» **DIRECTIONS FOR THIS TASK**
Of the lines below, count those containing the word "Degrees". Reply with the number alone.

» **EXTRACTED ENTRIES**

*****

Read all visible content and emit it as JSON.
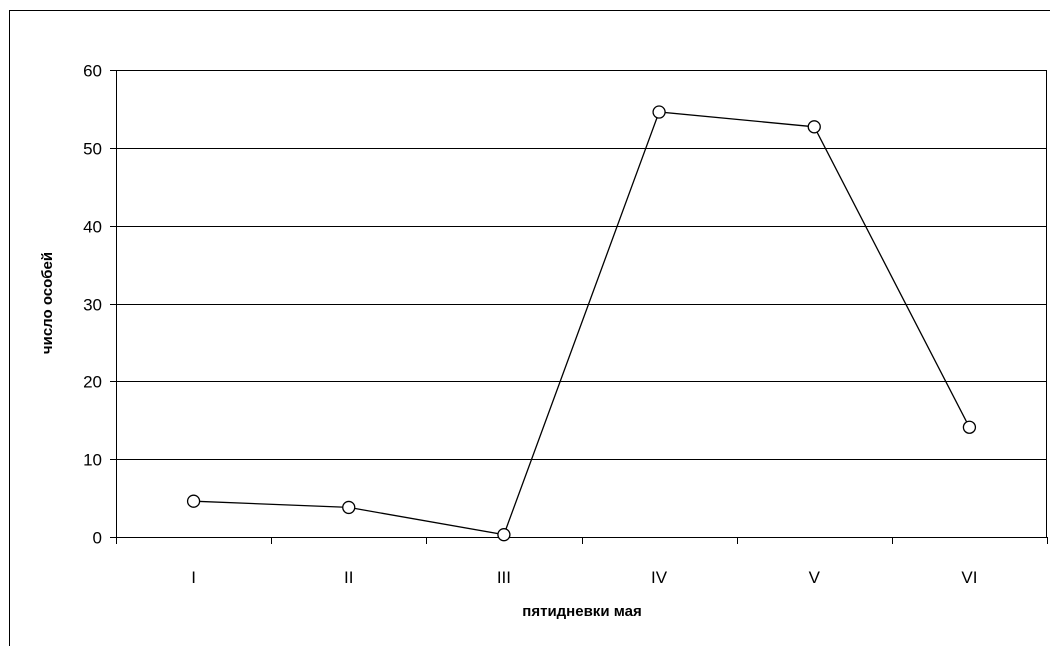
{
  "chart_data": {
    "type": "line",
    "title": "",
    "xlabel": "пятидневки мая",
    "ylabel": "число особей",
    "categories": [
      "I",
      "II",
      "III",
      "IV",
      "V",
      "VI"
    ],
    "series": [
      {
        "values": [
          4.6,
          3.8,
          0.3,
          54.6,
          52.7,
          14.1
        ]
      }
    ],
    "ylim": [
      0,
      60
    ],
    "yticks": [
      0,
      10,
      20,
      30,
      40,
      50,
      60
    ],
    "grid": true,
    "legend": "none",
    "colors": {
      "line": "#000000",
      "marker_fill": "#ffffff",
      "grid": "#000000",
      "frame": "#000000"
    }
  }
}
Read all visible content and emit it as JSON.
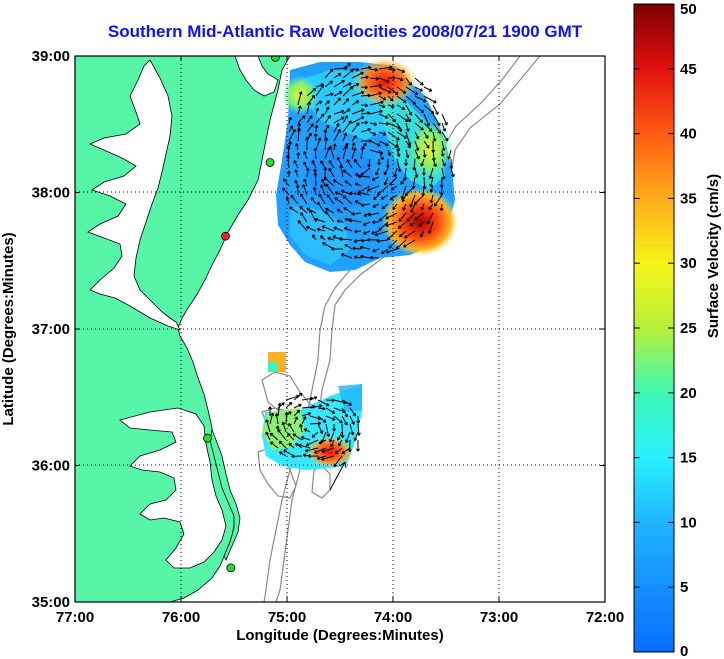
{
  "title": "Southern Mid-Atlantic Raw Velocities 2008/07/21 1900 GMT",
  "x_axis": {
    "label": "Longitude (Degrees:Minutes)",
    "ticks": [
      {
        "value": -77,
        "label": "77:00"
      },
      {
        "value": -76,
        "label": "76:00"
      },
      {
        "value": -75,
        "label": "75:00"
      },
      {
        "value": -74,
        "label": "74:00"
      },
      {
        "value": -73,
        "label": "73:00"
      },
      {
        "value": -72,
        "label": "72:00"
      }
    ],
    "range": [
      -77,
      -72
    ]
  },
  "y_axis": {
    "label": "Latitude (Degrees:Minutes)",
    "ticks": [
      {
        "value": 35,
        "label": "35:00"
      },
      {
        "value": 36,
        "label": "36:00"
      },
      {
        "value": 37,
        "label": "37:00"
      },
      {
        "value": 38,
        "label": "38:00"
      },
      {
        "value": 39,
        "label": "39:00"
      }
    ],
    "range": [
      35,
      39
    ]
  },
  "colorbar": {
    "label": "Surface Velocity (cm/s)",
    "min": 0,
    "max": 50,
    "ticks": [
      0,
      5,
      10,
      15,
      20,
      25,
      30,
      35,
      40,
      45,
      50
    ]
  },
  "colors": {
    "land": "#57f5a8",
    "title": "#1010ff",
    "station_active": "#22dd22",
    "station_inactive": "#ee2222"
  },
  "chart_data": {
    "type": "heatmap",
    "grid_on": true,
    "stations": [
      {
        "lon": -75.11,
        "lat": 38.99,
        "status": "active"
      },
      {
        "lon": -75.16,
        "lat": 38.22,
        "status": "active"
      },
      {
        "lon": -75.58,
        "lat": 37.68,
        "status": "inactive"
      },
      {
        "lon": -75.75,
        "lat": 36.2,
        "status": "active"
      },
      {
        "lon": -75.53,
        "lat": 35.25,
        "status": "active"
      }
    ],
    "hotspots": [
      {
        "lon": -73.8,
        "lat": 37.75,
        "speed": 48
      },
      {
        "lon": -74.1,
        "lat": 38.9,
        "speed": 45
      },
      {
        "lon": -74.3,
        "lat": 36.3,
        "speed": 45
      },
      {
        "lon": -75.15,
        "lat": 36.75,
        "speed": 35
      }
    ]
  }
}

*****

» **COMPLETE ANSWER**
2